### Request:
Bring together all lines of the material below that contain the string "affichent".

· · · · ·

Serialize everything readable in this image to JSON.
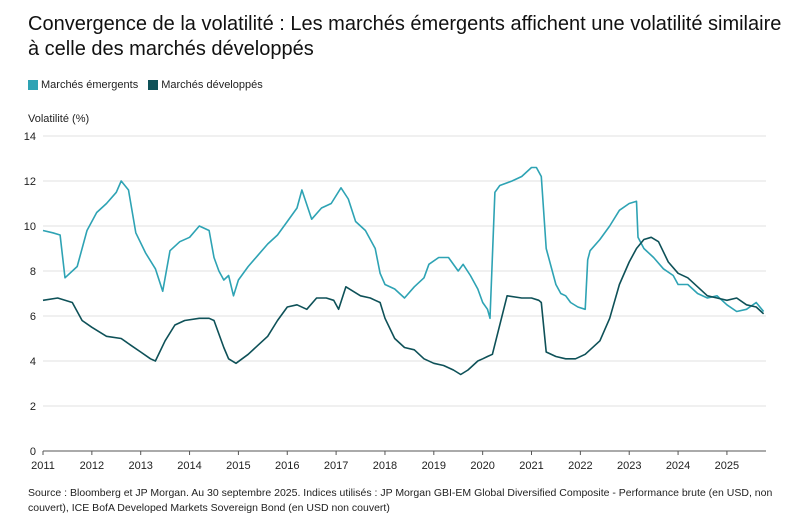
{
  "title": "Convergence de la volatilité : Les marchés émergents affichent une volatilité similaire à celle des marchés développés",
  "source": "Source : Bloomberg et JP Morgan. Au 30 septembre 2025. Indices utilisés : JP Morgan GBI-EM Global Diversified Composite - Performance brute (en USD, non couvert), ICE BofA Developed Markets Sovereign Bond (en USD non couvert)",
  "chart_data": {
    "type": "line",
    "title": "Convergence de la volatilité : Les marchés émergents affichent une volatilité similaire à celle des marchés développés",
    "ylabel": "Volatilité (%)",
    "xlabel": "",
    "ylim": [
      0,
      14
    ],
    "yticks": [
      0,
      2,
      4,
      6,
      8,
      10,
      12,
      14
    ],
    "xlim": [
      2011,
      2025.8
    ],
    "xticks": [
      "2011",
      "2012",
      "2013",
      "2014",
      "2015",
      "2016",
      "2017",
      "2018",
      "2019",
      "2020",
      "2021",
      "2022",
      "2023",
      "2024",
      "2025"
    ],
    "grid": "horizontal",
    "legend_position": "top-left",
    "series": [
      {
        "name": "Marchés émergents",
        "color": "#2ea3b4",
        "x": [
          2011.0,
          2011.2,
          2011.35,
          2011.45,
          2011.7,
          2011.9,
          2012.1,
          2012.3,
          2012.5,
          2012.6,
          2012.75,
          2012.9,
          2013.1,
          2013.3,
          2013.45,
          2013.6,
          2013.8,
          2014.0,
          2014.2,
          2014.4,
          2014.5,
          2014.6,
          2014.7,
          2014.8,
          2014.9,
          2015.0,
          2015.2,
          2015.4,
          2015.6,
          2015.8,
          2016.0,
          2016.2,
          2016.3,
          2016.5,
          2016.7,
          2016.9,
          2017.1,
          2017.25,
          2017.4,
          2017.6,
          2017.8,
          2017.9,
          2018.0,
          2018.2,
          2018.4,
          2018.6,
          2018.8,
          2018.9,
          2019.1,
          2019.3,
          2019.5,
          2019.6,
          2019.75,
          2019.9,
          2020.0,
          2020.1,
          2020.15,
          2020.25,
          2020.35,
          2020.6,
          2020.8,
          2021.0,
          2021.1,
          2021.2,
          2021.3,
          2021.5,
          2021.6,
          2021.7,
          2021.8,
          2021.95,
          2022.1,
          2022.15,
          2022.2,
          2022.4,
          2022.6,
          2022.8,
          2023.0,
          2023.15,
          2023.18,
          2023.3,
          2023.5,
          2023.7,
          2023.9,
          2024.0,
          2024.2,
          2024.4,
          2024.6,
          2024.8,
          2025.0,
          2025.2,
          2025.4,
          2025.6,
          2025.75
        ],
        "values": [
          9.8,
          9.7,
          9.6,
          7.7,
          8.2,
          9.8,
          10.6,
          11.0,
          11.5,
          12.0,
          11.6,
          9.7,
          8.8,
          8.1,
          7.1,
          8.9,
          9.3,
          9.5,
          10.0,
          9.8,
          8.6,
          8.0,
          7.6,
          7.8,
          6.9,
          7.6,
          8.2,
          8.7,
          9.2,
          9.6,
          10.2,
          10.8,
          11.6,
          10.3,
          10.8,
          11.0,
          11.7,
          11.2,
          10.2,
          9.8,
          9.0,
          7.9,
          7.4,
          7.2,
          6.8,
          7.3,
          7.7,
          8.3,
          8.6,
          8.6,
          8.0,
          8.3,
          7.8,
          7.2,
          6.6,
          6.3,
          5.9,
          11.5,
          11.8,
          12.0,
          12.2,
          12.6,
          12.6,
          12.2,
          9.0,
          7.4,
          7.0,
          6.9,
          6.6,
          6.4,
          6.3,
          8.5,
          8.9,
          9.4,
          10.0,
          10.7,
          11.0,
          11.1,
          9.5,
          9.0,
          8.6,
          8.1,
          7.8,
          7.4,
          7.4,
          7.0,
          6.8,
          6.9,
          6.5,
          6.2,
          6.3,
          6.6,
          6.2
        ]
      },
      {
        "name": "Marchés développés",
        "color": "#0e5158",
        "x": [
          2011.0,
          2011.3,
          2011.6,
          2011.8,
          2012.0,
          2012.3,
          2012.6,
          2012.8,
          2013.0,
          2013.2,
          2013.3,
          2013.5,
          2013.7,
          2013.9,
          2014.2,
          2014.4,
          2014.5,
          2014.6,
          2014.7,
          2014.8,
          2014.95,
          2015.2,
          2015.4,
          2015.6,
          2015.8,
          2016.0,
          2016.2,
          2016.4,
          2016.6,
          2016.8,
          2016.95,
          2017.05,
          2017.2,
          2017.5,
          2017.7,
          2017.8,
          2017.9,
          2018.0,
          2018.2,
          2018.4,
          2018.6,
          2018.8,
          2019.0,
          2019.2,
          2019.4,
          2019.55,
          2019.7,
          2019.9,
          2020.0,
          2020.1,
          2020.2,
          2020.5,
          2020.8,
          2021.0,
          2021.15,
          2021.2,
          2021.3,
          2021.5,
          2021.7,
          2021.9,
          2022.1,
          2022.4,
          2022.6,
          2022.8,
          2023.0,
          2023.15,
          2023.3,
          2023.45,
          2023.6,
          2023.8,
          2024.0,
          2024.2,
          2024.4,
          2024.6,
          2024.8,
          2025.0,
          2025.2,
          2025.4,
          2025.6,
          2025.75
        ],
        "values": [
          6.7,
          6.8,
          6.6,
          5.8,
          5.5,
          5.1,
          5.0,
          4.7,
          4.4,
          4.1,
          4.0,
          4.9,
          5.6,
          5.8,
          5.9,
          5.9,
          5.8,
          5.2,
          4.6,
          4.1,
          3.9,
          4.3,
          4.7,
          5.1,
          5.8,
          6.4,
          6.5,
          6.3,
          6.8,
          6.8,
          6.7,
          6.3,
          7.3,
          6.9,
          6.8,
          6.7,
          6.6,
          5.9,
          5.0,
          4.6,
          4.5,
          4.1,
          3.9,
          3.8,
          3.6,
          3.4,
          3.6,
          4.0,
          4.1,
          4.2,
          4.3,
          6.9,
          6.8,
          6.8,
          6.7,
          6.6,
          4.4,
          4.2,
          4.1,
          4.1,
          4.3,
          4.9,
          5.9,
          7.4,
          8.4,
          9.0,
          9.4,
          9.5,
          9.3,
          8.4,
          7.9,
          7.7,
          7.3,
          6.9,
          6.8,
          6.7,
          6.8,
          6.5,
          6.4,
          6.1
        ]
      }
    ]
  }
}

· · · · ·

### Full output:
  "title": "Convergence de la volatilité : Les marchés émergents affichent une volatilité similaire à celle des marchés développés",
    "title": "Convergence de la volatilité : Les marchés émergents affichent une volatilité similaire à celle des marchés développés",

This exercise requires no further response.